::: MATERIAL SHOWN :::

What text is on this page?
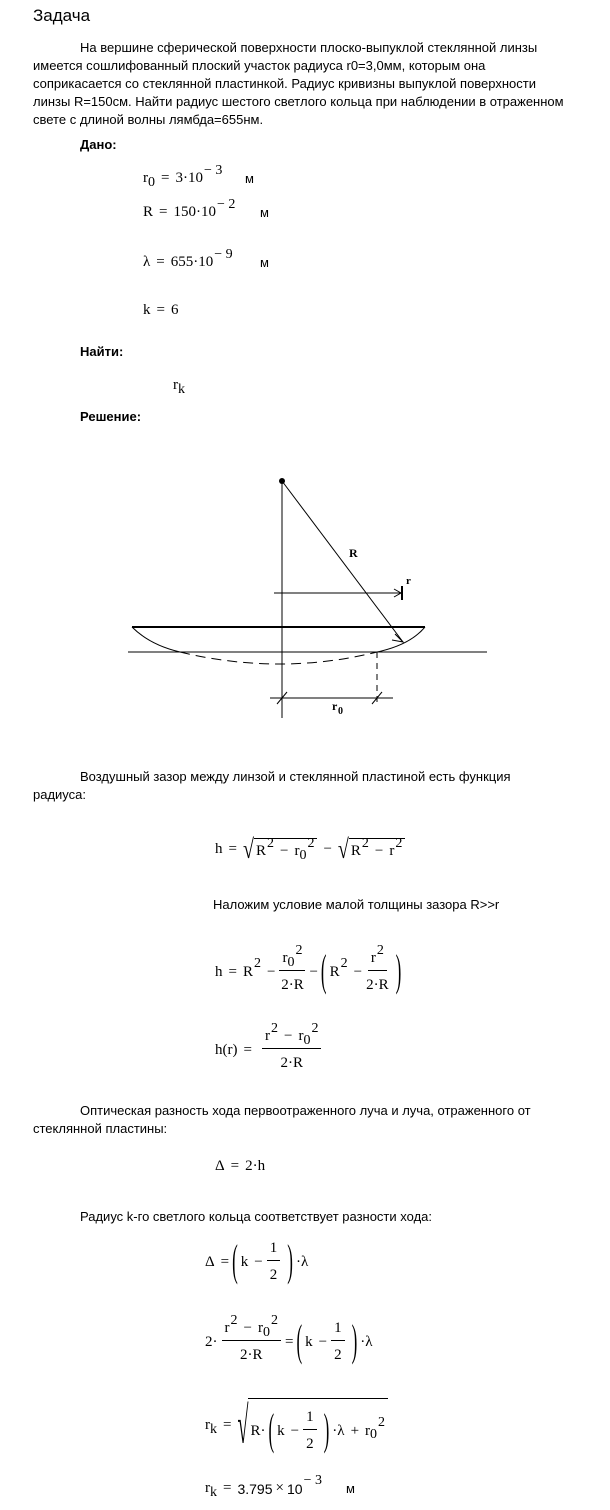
Задача
На вершине сферической поверхности плоско-выпуклой стеклянной линзы
имеется сошлифованный плоский участок радиуса r0=3,0мм, которым она
соприкасается со стеклянной пластинкой. Радиус кривизны выпуклой поверхности
линзы R=150см. Найти радиус шестого светлого кольца при наблюдении в отраженном
свете с длиной волны лямбда=655нм.
Дано:
$r_0 = 3\cdot 10^{- 3}$
м
$R = 150\cdot 10^{- 2}$
м
$\lambda = 655\cdot 10^{- 9}$
м
k = 6
Найти:
$r_k$
Решение:
R
r
r 0
Воздушный зазор между линзой и стеклянной пластиной есть функция
радиуса:
h = √ $R^2 - r_0$
$^2$ − √ $R^2 - r^2$
Наложим условие малой толщины зазора R>>r
$h = R^2 - \frac{r_0^2}{2\cdot R}$ − ( $R^2 - \frac{r^2}{2\cdot R}$ )
$h(r) = \frac{r^2 - r_0^2}{2\cdot R}$
Оптическая разность хода первоотраженного луча и луча, отраженного от
стеклянной пластины:
Δ = 2 · h
Радиус k-го светлого кольца соответствует разности хода:
Δ = ( $k - \frac{1}{2}$ ) · λ
$2 \cdot \frac{r^2 - r_0^2}{2\cdot R}$ = ( $k - \frac{1}{2}$ ) · λ
$r_k$ = √ R · ( $k - \frac{1}{2}$ ) · $\lambda + r_0$
$^2$
$r_k = 3.795 \times 10$
$^{- 3}$
м
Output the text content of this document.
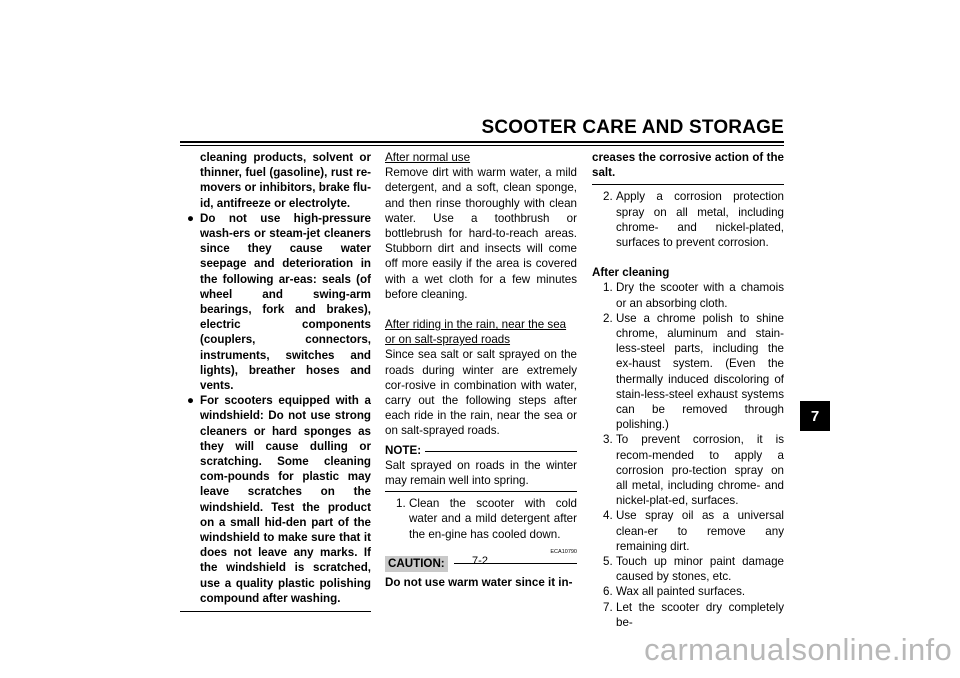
SCOOTER CARE AND STORAGE
cleaning products, solvent or thinner, fuel (gasoline), rust re-movers or inhibitors, brake flu-id, antifreeze or electrolyte.
● Do not use high-pressure wash-ers or steam-jet cleaners since they cause water seepage and deterioration in the following ar-eas: seals (of wheel and swing-arm bearings, fork and brakes), electric components (couplers, connectors, instruments, switches and lights), breather hoses and vents.
● For scooters equipped with a windshield: Do not use strong cleaners or hard sponges as they will cause dulling or scratching. Some cleaning com-pounds for plastic may leave scratches on the windshield. Test the product on a small hid-den part of the windshield to make sure that it does not leave any marks. If the windshield is scratched, use a quality plastic polishing compound after washing.
After normal use
Remove dirt with warm water, a mild detergent, and a soft, clean sponge, and then rinse thoroughly with clean water. Use a toothbrush or bottlebrush for hard-to-reach areas. Stubborn dirt and insects will come off more easily if the area is covered with a wet cloth for a few minutes before cleaning.
After riding in the rain, near the sea or on salt-sprayed roads
Since sea salt or salt sprayed on the roads during winter are extremely cor-rosive in combination with water, carry out the following steps after each ride in the rain, near the sea or on salt-sprayed roads.
NOTE:
Salt sprayed on roads in the winter may remain well into spring.
1. Clean the scooter with cold water and a mild detergent after the en-gine has cooled down.
ECA10790
CAUTION:
Do not use warm water since it in-
creases the corrosive action of the salt.
2. Apply a corrosion protection spray on all metal, including chrome- and nickel-plated, surfaces to prevent corrosion.
After cleaning
1. Dry the scooter with a chamois or an absorbing cloth.
2. Use a chrome polish to shine chrome, aluminum and stain-less-steel parts, including the ex-haust system. (Even the thermally induced discoloring of stain-less-steel exhaust systems can be removed through polishing.)
3. To prevent corrosion, it is recom-mended to apply a corrosion pro-tection spray on all metal, including chrome- and nickel-plat-ed, surfaces.
4. Use spray oil as a universal clean-er to remove any remaining dirt.
5. Touch up minor paint damage caused by stones, etc.
6. Wax all painted surfaces.
7. Let the scooter dry completely be-
7-2
7
carmanualsonline.info
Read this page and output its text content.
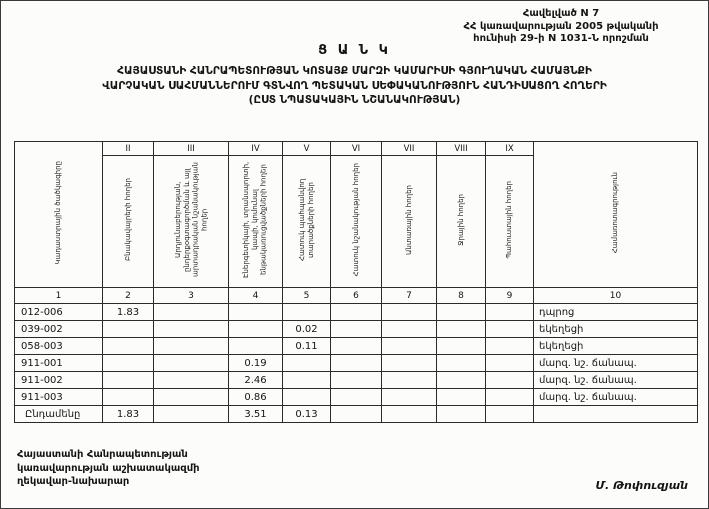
Հավելված N 7
ՀՀ կառավարության 2005 թվականի
հունիսի 29-ի N 1031-Ն որոշման
Ց Ա Ն Կ
ՀԱՅԱՍՏԱՆԻ ՀԱՆՐԱՊԵՏՈՒԹՅԱՆ ԿՈՏԱՅՔ ՄԱՐԶԻ ԿԱՄԱՐԻՍԻ ԳՅՈՒՂԱԿԱՆ ՀԱՄԱՅՆՔԻ
ՎԱՐՉԱԿԱՆ ՍԱՀՄԱՆՆԵՐՈՒՄ ԳՏՆՎՈՂ ՊԵՏԱԿԱՆ ՍԵՓԱԿԱՆՈՒԹՅՈՒՆ ՀԱՆԴԻՍԱՑՈՂ ՀՈՂԵՐԻ
(ԸՍՏ ՆՊԱՏԱԿԱՅԻՆ ՆՇԱՆԱԿՈՒԹՅԱՆ)
Կադաստրային ծածկագիրը	II	III	IV	V	VI	VII	VIII	IX	Համառոտագրություն
	Բնակավայրերի հողեր	Արդյունաբերության, ընդերքօգտագործման և այլ արտադրական նշանակության հողեր	Էներգետիկայի, տրանսպորտի, կապի, կոմունալ ենթակառուցվածքների հողեր	Հատուկ պահպանվող տարածքների հողեր	Հատուկ նշանակության հողեր	Անտառային հողեր	Ջրային հողեր	Պահուստային հողեր	
1	2	3	4	5	6	7	8	9	10
012-006	1.83								դպրոց
039-002				0.02					եկեղեցի
058-003				0.11					եկեղեցի
911-001			0.19						մարզ. նշ. ճանապ.
911-002			2.46						մարզ. նշ. ճանապ.
911-003			0.86						մարզ. նշ. ճանապ.
Ընդամենը	1.83		3.51	0.13					
Հայաստանի Հանրապետության
կառավարության աշխատակազմի
ղեկավար-նախարար	Մ. Թոփուզյան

:::

*DIRECTIONS FOR THIS TASK*
Look through the listing above. Pick out each line with "եկեղեցի" and copy it.

*RESPONSE FOR THIS EXERCISE*
039-002				0.02					եկեղեցի
058-003				0.11					եկեղեցի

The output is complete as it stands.